─── ENTRIES PROVIDED ───

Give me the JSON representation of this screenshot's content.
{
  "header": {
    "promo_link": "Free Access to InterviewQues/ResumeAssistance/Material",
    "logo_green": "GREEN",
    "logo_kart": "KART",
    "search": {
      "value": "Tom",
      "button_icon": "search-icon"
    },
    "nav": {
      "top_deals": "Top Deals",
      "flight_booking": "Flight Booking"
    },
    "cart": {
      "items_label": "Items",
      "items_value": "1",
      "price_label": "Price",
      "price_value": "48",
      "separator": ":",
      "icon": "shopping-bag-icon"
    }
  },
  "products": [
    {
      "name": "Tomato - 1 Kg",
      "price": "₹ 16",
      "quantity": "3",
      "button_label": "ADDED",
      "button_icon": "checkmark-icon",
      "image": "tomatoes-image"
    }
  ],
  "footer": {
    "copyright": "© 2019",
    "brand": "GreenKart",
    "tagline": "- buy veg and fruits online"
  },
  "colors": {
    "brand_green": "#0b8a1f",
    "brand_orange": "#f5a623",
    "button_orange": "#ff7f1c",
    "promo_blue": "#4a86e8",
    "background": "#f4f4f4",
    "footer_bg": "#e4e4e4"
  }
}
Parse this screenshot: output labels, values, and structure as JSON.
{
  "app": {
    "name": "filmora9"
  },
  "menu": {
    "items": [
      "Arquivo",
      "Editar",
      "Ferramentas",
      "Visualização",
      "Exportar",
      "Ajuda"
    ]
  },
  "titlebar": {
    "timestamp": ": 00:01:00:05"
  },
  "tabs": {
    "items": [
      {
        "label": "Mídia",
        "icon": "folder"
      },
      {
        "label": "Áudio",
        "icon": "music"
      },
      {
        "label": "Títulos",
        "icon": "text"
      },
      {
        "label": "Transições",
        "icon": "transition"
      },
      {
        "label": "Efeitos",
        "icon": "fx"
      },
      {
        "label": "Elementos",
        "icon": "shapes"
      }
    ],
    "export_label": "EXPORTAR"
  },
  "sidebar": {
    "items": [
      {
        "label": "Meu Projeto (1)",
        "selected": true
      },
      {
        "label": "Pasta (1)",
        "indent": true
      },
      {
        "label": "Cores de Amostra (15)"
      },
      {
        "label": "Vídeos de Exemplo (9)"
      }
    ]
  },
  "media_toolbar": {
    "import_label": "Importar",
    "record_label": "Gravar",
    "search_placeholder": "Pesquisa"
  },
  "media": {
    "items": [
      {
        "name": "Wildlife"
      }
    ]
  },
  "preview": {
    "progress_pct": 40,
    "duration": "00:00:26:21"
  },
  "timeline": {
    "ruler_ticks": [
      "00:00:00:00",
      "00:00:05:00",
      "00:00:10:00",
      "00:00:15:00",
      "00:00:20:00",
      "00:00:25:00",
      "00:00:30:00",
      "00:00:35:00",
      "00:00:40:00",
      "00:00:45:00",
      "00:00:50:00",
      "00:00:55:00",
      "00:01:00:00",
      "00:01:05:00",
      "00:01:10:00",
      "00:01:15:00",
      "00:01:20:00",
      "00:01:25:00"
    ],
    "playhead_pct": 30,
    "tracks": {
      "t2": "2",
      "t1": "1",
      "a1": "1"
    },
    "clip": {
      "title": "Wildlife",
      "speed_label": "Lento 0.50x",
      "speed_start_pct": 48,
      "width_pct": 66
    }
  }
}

───

Repeat each record exactly. Omit nothing.

Give me the JSON representation of this screenshot's content.
{
  "header": {
    "promo_link": "Free Access to InterviewQues/ResumeAssistance/Material",
    "logo_green": "GREEN",
    "logo_kart": "KART",
    "search": {
      "value": "Tom",
      "button_icon": "search-icon"
    },
    "nav": {
      "top_deals": "Top Deals",
      "flight_booking": "Flight Booking"
    },
    "cart": {
      "items_label": "Items",
      "items_value": "1",
      "price_label": "Price",
      "price_value": "48",
      "separator": ":",
      "icon": "shopping-bag-icon"
    }
  },
  "products": [
    {
      "name": "Tomato - 1 Kg",
      "price": "₹ 16",
      "quantity": "3",
      "button_label": "ADDED",
      "button_icon": "checkmark-icon",
      "image": "tomatoes-image"
    }
  ],
  "footer": {
    "copyright": "© 2019",
    "brand": "GreenKart",
    "tagline": "- buy veg and fruits online"
  },
  "colors": {
    "brand_green": "#0b8a1f",
    "brand_orange": "#f5a623",
    "button_orange": "#ff7f1c",
    "promo_blue": "#4a86e8",
    "background": "#f4f4f4",
    "footer_bg": "#e4e4e4"
  }
}
Parse this screenshot: output labels, values, and structure as JSON.
{
  "app": {
    "name": "filmora9"
  },
  "menu": {
    "items": [
      "Arquivo",
      "Editar",
      "Ferramentas",
      "Visualização",
      "Exportar",
      "Ajuda"
    ]
  },
  "titlebar": {
    "timestamp": ": 00:01:00:05"
  },
  "tabs": {
    "items": [
      {
        "label": "Mídia",
        "icon": "folder"
      },
      {
        "label": "Áudio",
        "icon": "music"
      },
      {
        "label": "Títulos",
        "icon": "text"
      },
      {
        "label": "Transições",
        "icon": "transition"
      },
      {
        "label": "Efeitos",
        "icon": "fx"
      },
      {
        "label": "Elementos",
        "icon": "shapes"
      }
    ],
    "export_label": "EXPORTAR"
  },
  "sidebar": {
    "items": [
      {
        "label": "Meu Projeto (1)",
        "selected": true
      },
      {
        "label": "Pasta (1)",
        "indent": true
      },
      {
        "label": "Cores de Amostra (15)"
      },
      {
        "label": "Vídeos de Exemplo (9)"
      }
    ]
  },
  "media_toolbar": {
    "import_label": "Importar",
    "record_label": "Gravar",
    "search_placeholder": "Pesquisa"
  },
  "media": {
    "items": [
      {
        "name": "Wildlife"
      }
    ]
  },
  "preview": {
    "progress_pct": 40,
    "duration": "00:00:26:21"
  },
  "timeline": {
    "ruler_ticks": [
      "00:00:00:00",
      "00:00:05:00",
      "00:00:10:00",
      "00:00:15:00",
      "00:00:20:00",
      "00:00:25:00",
      "00:00:30:00",
      "00:00:35:00",
      "00:00:40:00",
      "00:00:45:00",
      "00:00:50:00",
      "00:00:55:00",
      "00:01:00:00",
      "00:01:05:00",
      "00:01:10:00",
      "00:01:15:00",
      "00:01:20:00",
      "00:01:25:00"
    ],
    "playhead_pct": 30,
    "tracks": {
      "t2": "2",
      "t1": "1",
      "a1": "1"
    },
    "clip": {
      "title": "Wildlife",
      "speed_label": "Lento 0.50x",
      "speed_start_pct": 48,
      "width_pct": 66
    }
  }
}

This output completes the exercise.